**Exercise description**
Filter the records below for the word "economic". Copy each line that holds it.

**Records for processing**
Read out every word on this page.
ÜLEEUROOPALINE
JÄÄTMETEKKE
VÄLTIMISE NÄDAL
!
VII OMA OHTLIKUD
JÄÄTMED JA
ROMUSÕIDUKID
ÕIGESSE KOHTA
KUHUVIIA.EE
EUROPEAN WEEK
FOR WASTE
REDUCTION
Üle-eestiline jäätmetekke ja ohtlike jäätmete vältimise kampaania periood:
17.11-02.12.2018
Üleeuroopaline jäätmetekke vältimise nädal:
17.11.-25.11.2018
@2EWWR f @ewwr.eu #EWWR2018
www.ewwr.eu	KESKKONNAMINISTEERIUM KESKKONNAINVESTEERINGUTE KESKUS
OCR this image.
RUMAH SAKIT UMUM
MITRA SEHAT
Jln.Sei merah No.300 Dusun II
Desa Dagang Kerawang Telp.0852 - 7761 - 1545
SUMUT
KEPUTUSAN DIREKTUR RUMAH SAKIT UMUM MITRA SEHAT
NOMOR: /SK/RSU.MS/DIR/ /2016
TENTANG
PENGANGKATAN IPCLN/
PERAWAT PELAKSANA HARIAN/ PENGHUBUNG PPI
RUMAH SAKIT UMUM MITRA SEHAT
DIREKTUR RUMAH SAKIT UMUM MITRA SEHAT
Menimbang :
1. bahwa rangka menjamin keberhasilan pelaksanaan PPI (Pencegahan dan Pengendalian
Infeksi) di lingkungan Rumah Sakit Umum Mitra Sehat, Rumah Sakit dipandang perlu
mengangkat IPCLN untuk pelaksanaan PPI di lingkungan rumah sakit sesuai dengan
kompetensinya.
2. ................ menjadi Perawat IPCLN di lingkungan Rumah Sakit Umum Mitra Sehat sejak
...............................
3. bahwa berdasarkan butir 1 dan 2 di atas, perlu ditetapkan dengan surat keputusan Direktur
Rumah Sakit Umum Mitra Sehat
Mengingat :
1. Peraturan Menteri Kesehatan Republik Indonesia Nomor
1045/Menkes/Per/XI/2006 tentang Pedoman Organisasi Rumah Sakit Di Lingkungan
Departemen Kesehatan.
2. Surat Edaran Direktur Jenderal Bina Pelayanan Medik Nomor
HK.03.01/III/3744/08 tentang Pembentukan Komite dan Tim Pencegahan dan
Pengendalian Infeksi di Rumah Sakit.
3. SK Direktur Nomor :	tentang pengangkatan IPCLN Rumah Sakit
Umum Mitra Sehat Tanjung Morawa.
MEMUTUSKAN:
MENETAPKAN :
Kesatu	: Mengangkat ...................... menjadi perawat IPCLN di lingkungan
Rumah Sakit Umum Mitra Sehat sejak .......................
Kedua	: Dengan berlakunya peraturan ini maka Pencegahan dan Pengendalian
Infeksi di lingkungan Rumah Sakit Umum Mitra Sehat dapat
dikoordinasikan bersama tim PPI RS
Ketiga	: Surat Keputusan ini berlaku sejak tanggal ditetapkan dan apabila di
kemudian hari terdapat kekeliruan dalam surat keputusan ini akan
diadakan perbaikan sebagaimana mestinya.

...

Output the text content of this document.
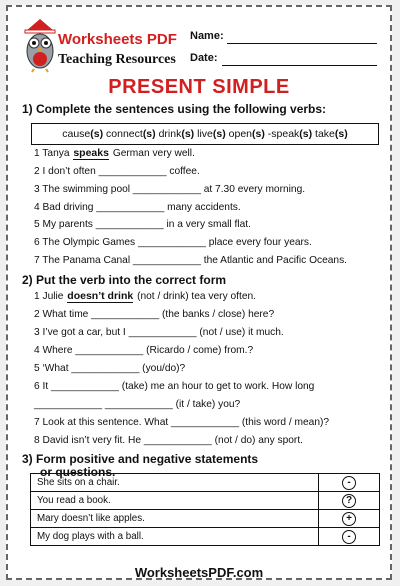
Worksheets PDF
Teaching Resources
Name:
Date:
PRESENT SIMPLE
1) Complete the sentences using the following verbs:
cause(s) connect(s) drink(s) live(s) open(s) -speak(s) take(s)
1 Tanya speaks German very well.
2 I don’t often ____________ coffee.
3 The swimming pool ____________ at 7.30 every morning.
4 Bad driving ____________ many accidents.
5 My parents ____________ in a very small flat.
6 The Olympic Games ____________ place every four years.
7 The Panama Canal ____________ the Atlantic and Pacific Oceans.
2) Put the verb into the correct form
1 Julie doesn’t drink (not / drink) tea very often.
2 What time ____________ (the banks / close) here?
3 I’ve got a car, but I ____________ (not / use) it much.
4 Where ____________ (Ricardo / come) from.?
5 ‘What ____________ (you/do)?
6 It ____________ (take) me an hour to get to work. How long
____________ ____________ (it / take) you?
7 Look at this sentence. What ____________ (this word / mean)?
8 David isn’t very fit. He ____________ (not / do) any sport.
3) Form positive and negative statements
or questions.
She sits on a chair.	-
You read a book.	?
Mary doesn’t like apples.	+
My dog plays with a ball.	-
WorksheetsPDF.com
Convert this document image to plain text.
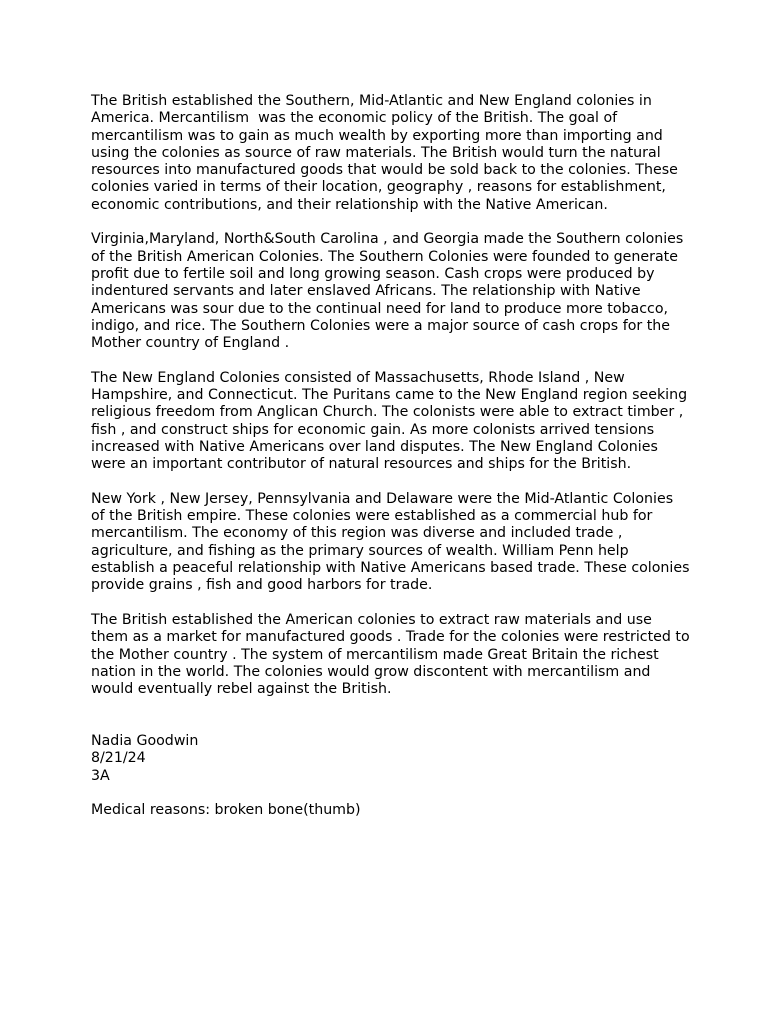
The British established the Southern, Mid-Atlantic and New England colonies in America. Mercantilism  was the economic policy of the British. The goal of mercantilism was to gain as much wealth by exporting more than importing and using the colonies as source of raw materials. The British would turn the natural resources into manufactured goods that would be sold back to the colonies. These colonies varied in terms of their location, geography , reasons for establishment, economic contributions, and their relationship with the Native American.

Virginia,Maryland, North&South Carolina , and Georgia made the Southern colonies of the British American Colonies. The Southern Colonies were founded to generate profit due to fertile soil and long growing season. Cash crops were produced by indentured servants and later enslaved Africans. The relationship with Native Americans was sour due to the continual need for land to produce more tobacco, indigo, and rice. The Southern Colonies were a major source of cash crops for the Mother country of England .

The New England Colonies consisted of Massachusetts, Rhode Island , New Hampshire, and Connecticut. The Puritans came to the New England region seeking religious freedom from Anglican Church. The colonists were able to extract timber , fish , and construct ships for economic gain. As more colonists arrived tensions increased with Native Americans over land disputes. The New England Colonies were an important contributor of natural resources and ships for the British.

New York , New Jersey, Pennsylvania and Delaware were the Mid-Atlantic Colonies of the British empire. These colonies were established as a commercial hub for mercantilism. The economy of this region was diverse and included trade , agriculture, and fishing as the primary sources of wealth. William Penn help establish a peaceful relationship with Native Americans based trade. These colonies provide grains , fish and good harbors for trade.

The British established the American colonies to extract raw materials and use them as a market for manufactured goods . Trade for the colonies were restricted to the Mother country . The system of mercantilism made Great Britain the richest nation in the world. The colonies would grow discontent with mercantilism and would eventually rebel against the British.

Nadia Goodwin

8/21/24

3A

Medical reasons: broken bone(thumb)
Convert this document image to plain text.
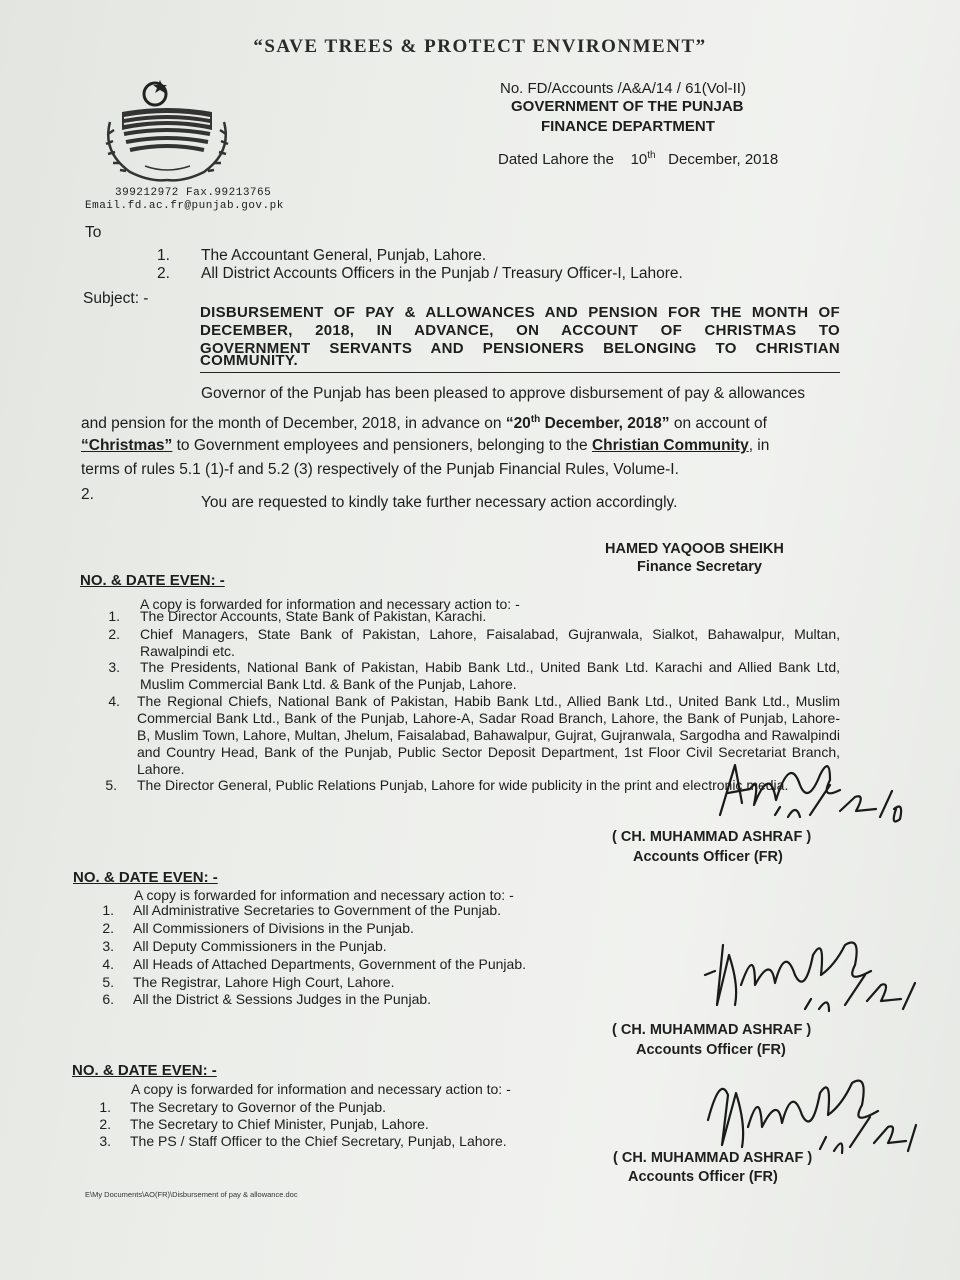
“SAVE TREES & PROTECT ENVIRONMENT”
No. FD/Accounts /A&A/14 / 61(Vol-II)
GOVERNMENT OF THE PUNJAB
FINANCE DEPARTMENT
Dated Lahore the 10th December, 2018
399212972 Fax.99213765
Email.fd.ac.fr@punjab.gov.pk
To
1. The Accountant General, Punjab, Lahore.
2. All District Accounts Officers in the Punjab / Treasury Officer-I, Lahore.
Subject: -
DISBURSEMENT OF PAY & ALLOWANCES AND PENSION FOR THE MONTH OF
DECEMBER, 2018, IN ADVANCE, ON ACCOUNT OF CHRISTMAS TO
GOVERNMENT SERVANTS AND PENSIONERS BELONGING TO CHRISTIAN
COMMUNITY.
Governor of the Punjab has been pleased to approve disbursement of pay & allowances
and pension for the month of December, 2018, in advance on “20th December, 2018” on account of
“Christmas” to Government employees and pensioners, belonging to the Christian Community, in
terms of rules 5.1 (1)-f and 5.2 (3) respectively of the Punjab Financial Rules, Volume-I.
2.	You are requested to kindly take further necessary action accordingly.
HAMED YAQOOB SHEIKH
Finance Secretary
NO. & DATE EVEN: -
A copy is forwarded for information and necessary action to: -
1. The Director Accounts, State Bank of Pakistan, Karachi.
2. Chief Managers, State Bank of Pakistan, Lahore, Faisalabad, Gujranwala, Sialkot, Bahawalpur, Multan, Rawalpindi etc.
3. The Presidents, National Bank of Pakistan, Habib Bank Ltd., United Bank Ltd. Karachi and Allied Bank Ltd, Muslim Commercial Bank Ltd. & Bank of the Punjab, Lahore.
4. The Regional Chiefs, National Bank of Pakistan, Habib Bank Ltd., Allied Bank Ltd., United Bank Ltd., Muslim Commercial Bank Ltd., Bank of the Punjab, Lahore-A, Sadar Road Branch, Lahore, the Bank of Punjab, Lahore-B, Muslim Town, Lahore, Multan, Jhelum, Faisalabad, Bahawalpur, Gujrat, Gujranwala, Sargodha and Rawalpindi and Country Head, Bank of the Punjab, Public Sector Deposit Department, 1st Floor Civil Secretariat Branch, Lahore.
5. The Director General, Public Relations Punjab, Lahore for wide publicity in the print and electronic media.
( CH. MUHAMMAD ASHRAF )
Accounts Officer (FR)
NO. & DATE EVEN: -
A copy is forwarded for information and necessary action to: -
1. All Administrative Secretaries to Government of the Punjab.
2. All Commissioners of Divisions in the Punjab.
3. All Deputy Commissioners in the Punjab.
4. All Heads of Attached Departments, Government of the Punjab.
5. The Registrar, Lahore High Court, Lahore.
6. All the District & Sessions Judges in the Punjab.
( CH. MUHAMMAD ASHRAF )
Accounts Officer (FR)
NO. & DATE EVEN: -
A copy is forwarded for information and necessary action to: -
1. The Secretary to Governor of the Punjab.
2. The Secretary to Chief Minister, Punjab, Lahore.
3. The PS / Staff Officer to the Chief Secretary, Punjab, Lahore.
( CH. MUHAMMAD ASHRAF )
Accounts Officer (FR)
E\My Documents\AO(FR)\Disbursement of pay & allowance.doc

**Answer**
The British established the Southern, Mid-Atlantic and New England colonies in America. Mercantilism  was the economic policy of the British. The goal of mercantilism was to gain as much wealth by exporting more than importing and using the colonies as source of raw materials. The British would turn the natural resources into manufactured goods that would be sold back to the colonies. These colonies varied in terms of their location, geography , reasons for establishment, economic contributions, and their relationship with the Native American.
The New England Colonies consisted of Massachusetts, Rhode Island , New Hampshire, and Connecticut. The Puritans came to the New England region seeking religious freedom from Anglican Church. The colonists were able to extract timber , fish , and construct ships for economic gain. As more colonists arrived tensions increased with Native Americans over land disputes. The New England Colonies were an important contributor of natural resources and ships for the British.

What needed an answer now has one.